TASK OBJECTIVE:
Restate the whole listing exactly.

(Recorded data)
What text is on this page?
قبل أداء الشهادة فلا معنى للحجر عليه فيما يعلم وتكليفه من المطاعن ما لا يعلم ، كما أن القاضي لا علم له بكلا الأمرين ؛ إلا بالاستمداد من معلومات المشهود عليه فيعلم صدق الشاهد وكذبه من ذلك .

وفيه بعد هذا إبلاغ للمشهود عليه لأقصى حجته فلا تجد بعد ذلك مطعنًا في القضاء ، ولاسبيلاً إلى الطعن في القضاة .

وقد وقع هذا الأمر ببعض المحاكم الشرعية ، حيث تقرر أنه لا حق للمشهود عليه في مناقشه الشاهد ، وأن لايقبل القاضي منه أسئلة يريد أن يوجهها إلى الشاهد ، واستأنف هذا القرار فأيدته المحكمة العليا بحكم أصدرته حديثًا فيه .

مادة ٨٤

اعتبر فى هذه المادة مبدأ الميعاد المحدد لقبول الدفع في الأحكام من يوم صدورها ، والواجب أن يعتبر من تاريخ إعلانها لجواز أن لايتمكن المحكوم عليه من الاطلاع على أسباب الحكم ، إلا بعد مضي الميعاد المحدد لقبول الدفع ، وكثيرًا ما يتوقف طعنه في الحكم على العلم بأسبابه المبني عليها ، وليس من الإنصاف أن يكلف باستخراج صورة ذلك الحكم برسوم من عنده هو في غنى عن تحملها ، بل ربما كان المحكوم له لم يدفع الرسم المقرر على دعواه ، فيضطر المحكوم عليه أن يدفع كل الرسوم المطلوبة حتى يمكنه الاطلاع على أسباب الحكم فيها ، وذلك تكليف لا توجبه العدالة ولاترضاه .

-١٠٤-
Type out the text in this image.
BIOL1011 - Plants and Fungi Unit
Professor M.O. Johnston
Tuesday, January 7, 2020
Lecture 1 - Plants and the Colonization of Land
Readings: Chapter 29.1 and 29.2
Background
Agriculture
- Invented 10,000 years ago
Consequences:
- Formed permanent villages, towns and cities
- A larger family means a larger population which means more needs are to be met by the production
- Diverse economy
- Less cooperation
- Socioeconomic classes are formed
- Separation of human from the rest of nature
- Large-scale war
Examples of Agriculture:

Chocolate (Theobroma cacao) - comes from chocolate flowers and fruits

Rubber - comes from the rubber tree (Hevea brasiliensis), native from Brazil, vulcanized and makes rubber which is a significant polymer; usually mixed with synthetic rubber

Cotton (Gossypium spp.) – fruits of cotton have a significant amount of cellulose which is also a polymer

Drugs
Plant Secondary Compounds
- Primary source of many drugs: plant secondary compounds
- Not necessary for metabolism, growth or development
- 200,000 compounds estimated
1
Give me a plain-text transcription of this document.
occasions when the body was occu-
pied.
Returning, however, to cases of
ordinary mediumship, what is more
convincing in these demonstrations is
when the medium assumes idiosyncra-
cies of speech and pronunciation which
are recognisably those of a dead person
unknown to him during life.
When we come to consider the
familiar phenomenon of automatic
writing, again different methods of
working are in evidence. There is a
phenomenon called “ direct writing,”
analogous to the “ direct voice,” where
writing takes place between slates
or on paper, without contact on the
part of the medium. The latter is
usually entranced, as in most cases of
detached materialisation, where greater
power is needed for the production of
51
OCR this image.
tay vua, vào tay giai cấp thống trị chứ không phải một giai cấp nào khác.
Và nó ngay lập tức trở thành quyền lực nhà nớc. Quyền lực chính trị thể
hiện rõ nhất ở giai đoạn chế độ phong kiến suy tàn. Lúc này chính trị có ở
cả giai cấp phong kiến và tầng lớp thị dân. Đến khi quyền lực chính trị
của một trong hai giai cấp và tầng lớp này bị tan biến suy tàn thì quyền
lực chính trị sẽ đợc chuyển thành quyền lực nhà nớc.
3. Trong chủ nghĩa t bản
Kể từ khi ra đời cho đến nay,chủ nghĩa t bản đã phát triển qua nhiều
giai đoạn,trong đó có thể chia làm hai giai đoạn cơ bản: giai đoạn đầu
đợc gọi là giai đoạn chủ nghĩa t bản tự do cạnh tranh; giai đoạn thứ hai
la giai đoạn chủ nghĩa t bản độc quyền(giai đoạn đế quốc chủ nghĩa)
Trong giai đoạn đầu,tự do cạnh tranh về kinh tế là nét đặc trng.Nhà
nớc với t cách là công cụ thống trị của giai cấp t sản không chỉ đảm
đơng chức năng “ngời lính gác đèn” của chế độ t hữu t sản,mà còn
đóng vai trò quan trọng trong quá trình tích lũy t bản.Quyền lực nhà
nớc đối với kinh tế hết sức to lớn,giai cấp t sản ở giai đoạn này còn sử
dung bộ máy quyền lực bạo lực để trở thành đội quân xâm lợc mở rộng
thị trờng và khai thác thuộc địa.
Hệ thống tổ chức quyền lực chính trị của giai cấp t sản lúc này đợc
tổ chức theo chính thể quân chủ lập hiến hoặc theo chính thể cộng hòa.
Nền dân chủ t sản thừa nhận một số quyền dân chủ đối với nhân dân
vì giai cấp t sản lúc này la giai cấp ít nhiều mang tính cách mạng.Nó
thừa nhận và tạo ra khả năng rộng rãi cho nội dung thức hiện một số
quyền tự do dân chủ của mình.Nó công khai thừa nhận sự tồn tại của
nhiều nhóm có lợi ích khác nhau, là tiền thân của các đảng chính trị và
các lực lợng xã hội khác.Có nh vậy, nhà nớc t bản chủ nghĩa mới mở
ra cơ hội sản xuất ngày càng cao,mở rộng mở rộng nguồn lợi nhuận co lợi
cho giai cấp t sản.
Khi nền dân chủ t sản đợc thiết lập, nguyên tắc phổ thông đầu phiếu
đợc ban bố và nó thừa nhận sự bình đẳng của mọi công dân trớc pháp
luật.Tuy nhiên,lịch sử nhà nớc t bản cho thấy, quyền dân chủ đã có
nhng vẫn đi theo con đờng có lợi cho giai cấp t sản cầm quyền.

RESULT FOR THIS TASK:
What text is on this page?
قبل أداء الشهادة فلا معنى للحجر عليه فيما يعلم وتكليفه من المطاعن ما لا يعلم ، كما أن القاضي لا علم له بكلا الأمرين ؛ إلا بالاستمداد من معلومات المشهود عليه فيعلم صدق الشاهد وكذبه من ذلك .

وفيه بعد هذا إبلاغ للمشهود عليه لأقصى حجته فلا تجد بعد ذلك مطعنًا في القضاء ، ولاسبيلاً إلى الطعن في القضاة .

وقد وقع هذا الأمر ببعض المحاكم الشرعية ، حيث تقرر أنه لا حق للمشهود عليه في مناقشه الشاهد ، وأن لايقبل القاضي منه أسئلة يريد أن يوجهها إلى الشاهد ، واستأنف هذا القرار فأيدته المحكمة العليا بحكم أصدرته حديثًا فيه .

مادة ٨٤

اعتبر فى هذه المادة مبدأ الميعاد المحدد لقبول الدفع في الأحكام من يوم صدورها ، والواجب أن يعتبر من تاريخ إعلانها لجواز أن لايتمكن المحكوم عليه من الاطلاع على أسباب الحكم ، إلا بعد مضي الميعاد المحدد لقبول الدفع ، وكثيرًا ما يتوقف طعنه في الحكم على العلم بأسبابه المبني عليها ، وليس من الإنصاف أن يكلف باستخراج صورة ذلك الحكم برسوم من عنده هو في غنى عن تحملها ، بل ربما كان المحكوم له لم يدفع الرسم المقرر على دعواه ، فيضطر المحكوم عليه أن يدفع كل الرسوم المطلوبة حتى يمكنه الاطلاع على أسباب الحكم فيها ، وذلك تكليف لا توجبه العدالة ولاترضاه .

-١٠٤-
Type out the text in this image.
BIOL1011 - Plants and Fungi Unit
Professor M.O. Johnston
Tuesday, January 7, 2020
Lecture 1 - Plants and the Colonization of Land
Readings: Chapter 29.1 and 29.2
Background
Agriculture
- Invented 10,000 years ago
Consequences:
- Formed permanent villages, towns and cities
- A larger family means a larger population which means more needs are to be met by the production
- Diverse economy
- Less cooperation
- Socioeconomic classes are formed
- Separation of human from the rest of nature
- Large-scale war
Examples of Agriculture:

Chocolate (Theobroma cacao) - comes from chocolate flowers and fruits

Rubber - comes from the rubber tree (Hevea brasiliensis), native from Brazil, vulcanized and makes rubber which is a significant polymer; usually mixed with synthetic rubber

Cotton (Gossypium spp.) – fruits of cotton have a significant amount of cellulose which is also a polymer

Drugs
Plant Secondary Compounds
- Primary source of many drugs: plant secondary compounds
- Not necessary for metabolism, growth or development
- 200,000 compounds estimated
1
Give me a plain-text transcription of this document.
occasions when the body was occu-
pied.
Returning, however, to cases of
ordinary mediumship, what is more
convincing in these demonstrations is
when the medium assumes idiosyncra-
cies of speech and pronunciation which
are recognisably those of a dead person
unknown to him during life.
When we come to consider the
familiar phenomenon of automatic
writing, again different methods of
working are in evidence. There is a
phenomenon called “ direct writing,”
analogous to the “ direct voice,” where
writing takes place between slates
or on paper, without contact on the
part of the medium. The latter is
usually entranced, as in most cases of
detached materialisation, where greater
power is needed for the production of
51
OCR this image.
tay vua, vào tay giai cấp thống trị chứ không phải một giai cấp nào khác.
Và nó ngay lập tức trở thành quyền lực nhà nớc. Quyền lực chính trị thể
hiện rõ nhất ở giai đoạn chế độ phong kiến suy tàn. Lúc này chính trị có ở
cả giai cấp phong kiến và tầng lớp thị dân. Đến khi quyền lực chính trị
của một trong hai giai cấp và tầng lớp này bị tan biến suy tàn thì quyền
lực chính trị sẽ đợc chuyển thành quyền lực nhà nớc.
3. Trong chủ nghĩa t bản
Kể từ khi ra đời cho đến nay,chủ nghĩa t bản đã phát triển qua nhiều
giai đoạn,trong đó có thể chia làm hai giai đoạn cơ bản: giai đoạn đầu
đợc gọi là giai đoạn chủ nghĩa t bản tự do cạnh tranh; giai đoạn thứ hai
la giai đoạn chủ nghĩa t bản độc quyền(giai đoạn đế quốc chủ nghĩa)
Trong giai đoạn đầu,tự do cạnh tranh về kinh tế là nét đặc trng.Nhà
nớc với t cách là công cụ thống trị của giai cấp t sản không chỉ đảm
đơng chức năng “ngời lính gác đèn” của chế độ t hữu t sản,mà còn
đóng vai trò quan trọng trong quá trình tích lũy t bản.Quyền lực nhà
nớc đối với kinh tế hết sức to lớn,giai cấp t sản ở giai đoạn này còn sử
dung bộ máy quyền lực bạo lực để trở thành đội quân xâm lợc mở rộng
thị trờng và khai thác thuộc địa.
Hệ thống tổ chức quyền lực chính trị của giai cấp t sản lúc này đợc
tổ chức theo chính thể quân chủ lập hiến hoặc theo chính thể cộng hòa.
Nền dân chủ t sản thừa nhận một số quyền dân chủ đối với nhân dân
vì giai cấp t sản lúc này la giai cấp ít nhiều mang tính cách mạng.Nó
thừa nhận và tạo ra khả năng rộng rãi cho nội dung thức hiện một số
quyền tự do dân chủ của mình.Nó công khai thừa nhận sự tồn tại của
nhiều nhóm có lợi ích khác nhau, là tiền thân của các đảng chính trị và
các lực lợng xã hội khác.Có nh vậy, nhà nớc t bản chủ nghĩa mới mở
ra cơ hội sản xuất ngày càng cao,mở rộng mở rộng nguồn lợi nhuận co lợi
cho giai cấp t sản.
Khi nền dân chủ t sản đợc thiết lập, nguyên tắc phổ thông đầu phiếu
đợc ban bố và nó thừa nhận sự bình đẳng của mọi công dân trớc pháp
luật.Tuy nhiên,lịch sử nhà nớc t bản cho thấy, quyền dân chủ đã có
nhng vẫn đi theo con đờng có lợi cho giai cấp t sản cầm quyền.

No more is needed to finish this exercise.